Data listing:
---+---

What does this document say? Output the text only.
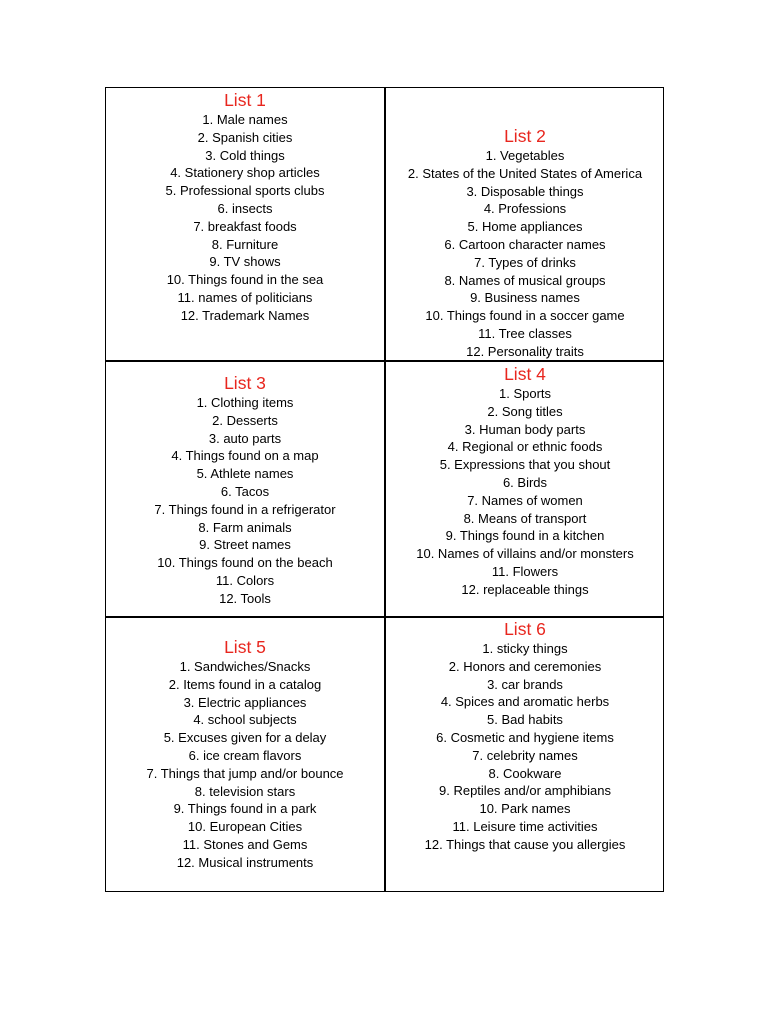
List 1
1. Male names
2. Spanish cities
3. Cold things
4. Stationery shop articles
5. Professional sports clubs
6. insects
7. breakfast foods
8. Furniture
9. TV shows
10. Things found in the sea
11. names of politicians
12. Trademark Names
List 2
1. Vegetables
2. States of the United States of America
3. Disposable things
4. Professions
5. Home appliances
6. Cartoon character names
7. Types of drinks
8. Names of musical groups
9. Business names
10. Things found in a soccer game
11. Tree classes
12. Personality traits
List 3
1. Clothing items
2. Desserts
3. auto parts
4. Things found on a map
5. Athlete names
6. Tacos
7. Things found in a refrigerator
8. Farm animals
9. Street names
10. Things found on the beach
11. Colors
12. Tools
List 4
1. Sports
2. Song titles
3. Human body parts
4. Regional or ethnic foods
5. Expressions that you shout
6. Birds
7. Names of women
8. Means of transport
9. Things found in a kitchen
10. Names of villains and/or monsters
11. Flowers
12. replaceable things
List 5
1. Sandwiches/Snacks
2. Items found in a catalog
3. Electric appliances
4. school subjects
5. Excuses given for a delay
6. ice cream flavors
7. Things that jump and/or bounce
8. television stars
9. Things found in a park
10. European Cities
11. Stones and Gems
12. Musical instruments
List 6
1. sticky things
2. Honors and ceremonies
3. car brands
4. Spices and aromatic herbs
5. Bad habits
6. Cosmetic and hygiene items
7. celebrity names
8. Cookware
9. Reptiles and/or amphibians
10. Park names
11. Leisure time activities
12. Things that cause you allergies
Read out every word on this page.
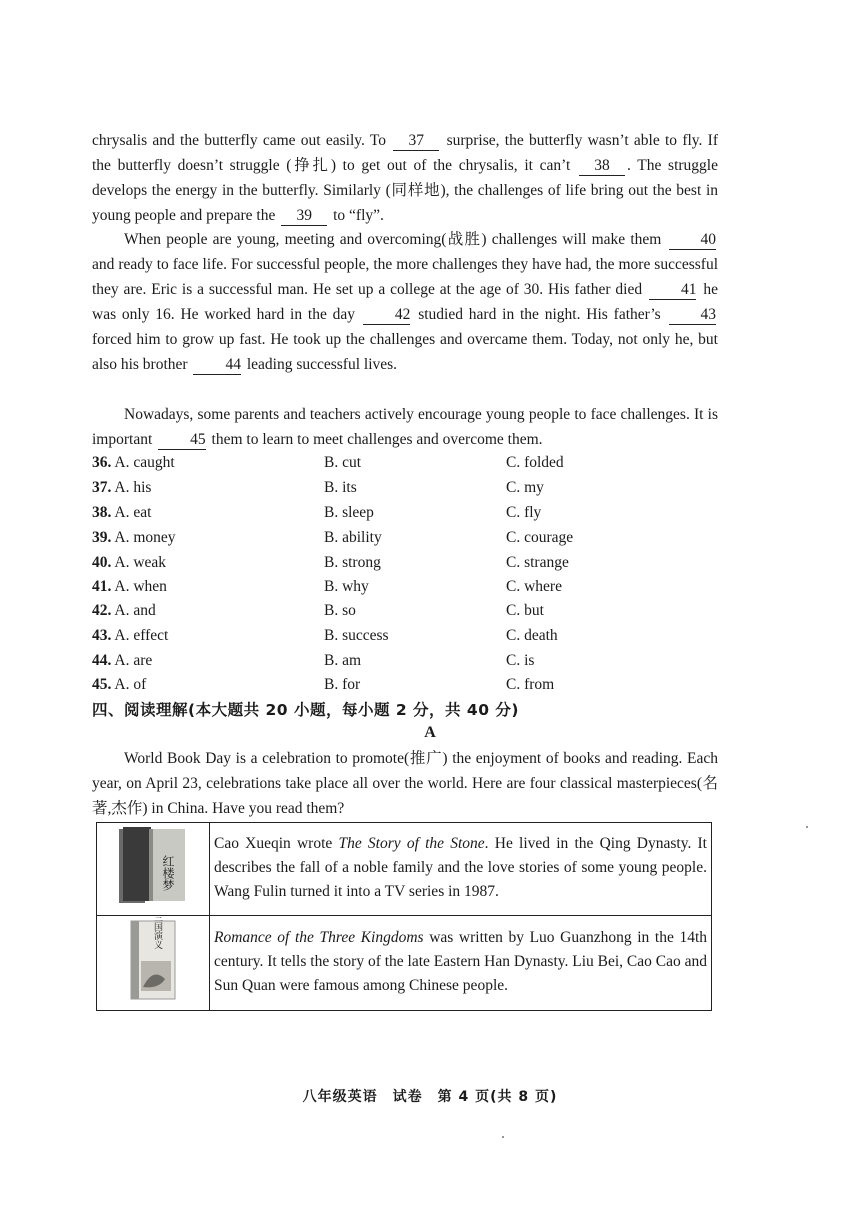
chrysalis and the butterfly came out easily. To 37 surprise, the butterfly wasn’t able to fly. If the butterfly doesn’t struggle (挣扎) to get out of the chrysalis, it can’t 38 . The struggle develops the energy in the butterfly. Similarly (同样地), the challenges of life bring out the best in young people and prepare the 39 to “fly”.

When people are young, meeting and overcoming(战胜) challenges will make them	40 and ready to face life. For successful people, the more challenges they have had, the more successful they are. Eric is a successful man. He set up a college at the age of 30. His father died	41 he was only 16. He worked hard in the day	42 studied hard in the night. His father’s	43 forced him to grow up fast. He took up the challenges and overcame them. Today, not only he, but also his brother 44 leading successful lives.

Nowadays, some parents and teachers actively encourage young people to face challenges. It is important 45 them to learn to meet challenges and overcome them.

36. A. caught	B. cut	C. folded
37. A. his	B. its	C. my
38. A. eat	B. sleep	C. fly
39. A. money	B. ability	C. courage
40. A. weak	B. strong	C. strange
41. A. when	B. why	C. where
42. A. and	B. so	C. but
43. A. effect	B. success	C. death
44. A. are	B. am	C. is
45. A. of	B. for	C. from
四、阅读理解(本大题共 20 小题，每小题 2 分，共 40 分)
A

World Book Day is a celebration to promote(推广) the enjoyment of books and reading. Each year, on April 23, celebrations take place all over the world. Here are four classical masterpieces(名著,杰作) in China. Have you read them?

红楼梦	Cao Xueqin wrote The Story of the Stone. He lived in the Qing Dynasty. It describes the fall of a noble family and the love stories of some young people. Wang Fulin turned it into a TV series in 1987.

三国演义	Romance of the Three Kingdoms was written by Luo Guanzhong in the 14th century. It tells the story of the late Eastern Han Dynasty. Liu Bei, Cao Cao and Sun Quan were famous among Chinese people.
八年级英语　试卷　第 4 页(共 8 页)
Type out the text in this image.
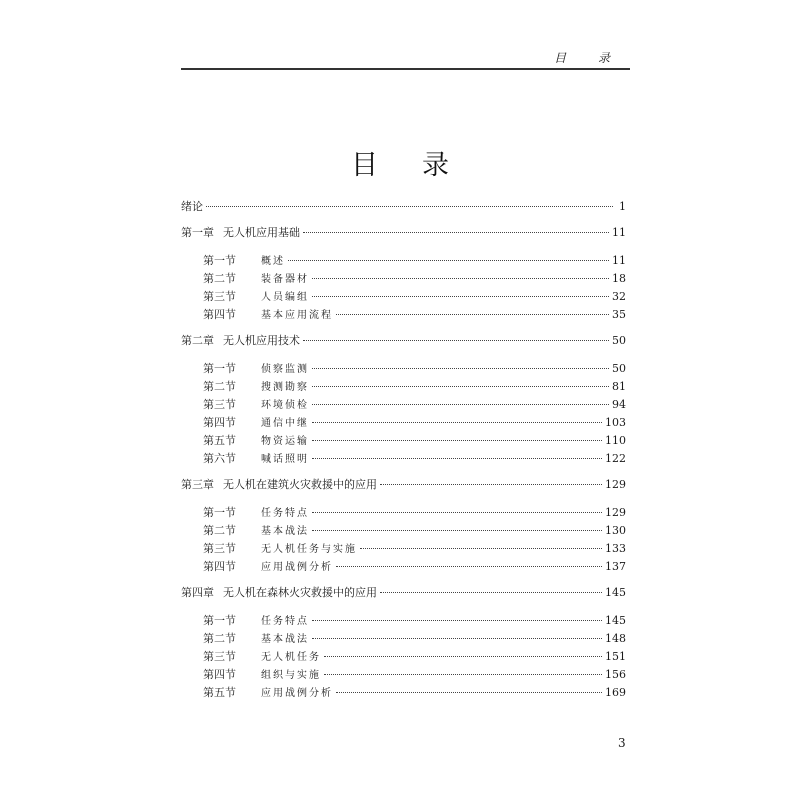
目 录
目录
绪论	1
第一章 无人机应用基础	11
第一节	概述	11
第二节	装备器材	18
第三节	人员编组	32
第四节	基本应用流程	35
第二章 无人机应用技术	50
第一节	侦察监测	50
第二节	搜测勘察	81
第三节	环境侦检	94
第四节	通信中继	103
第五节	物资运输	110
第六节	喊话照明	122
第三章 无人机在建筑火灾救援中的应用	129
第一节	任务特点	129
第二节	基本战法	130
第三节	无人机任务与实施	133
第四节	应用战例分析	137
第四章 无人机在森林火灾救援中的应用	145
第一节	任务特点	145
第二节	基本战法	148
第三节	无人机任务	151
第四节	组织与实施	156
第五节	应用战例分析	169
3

---+---

GIVEN TASK: Copy out every line of the listing that contains the string "this".

FULL OUTPUT:
What does this document say? Output the text only.
Read out every word on this page.
Type out the text in this image.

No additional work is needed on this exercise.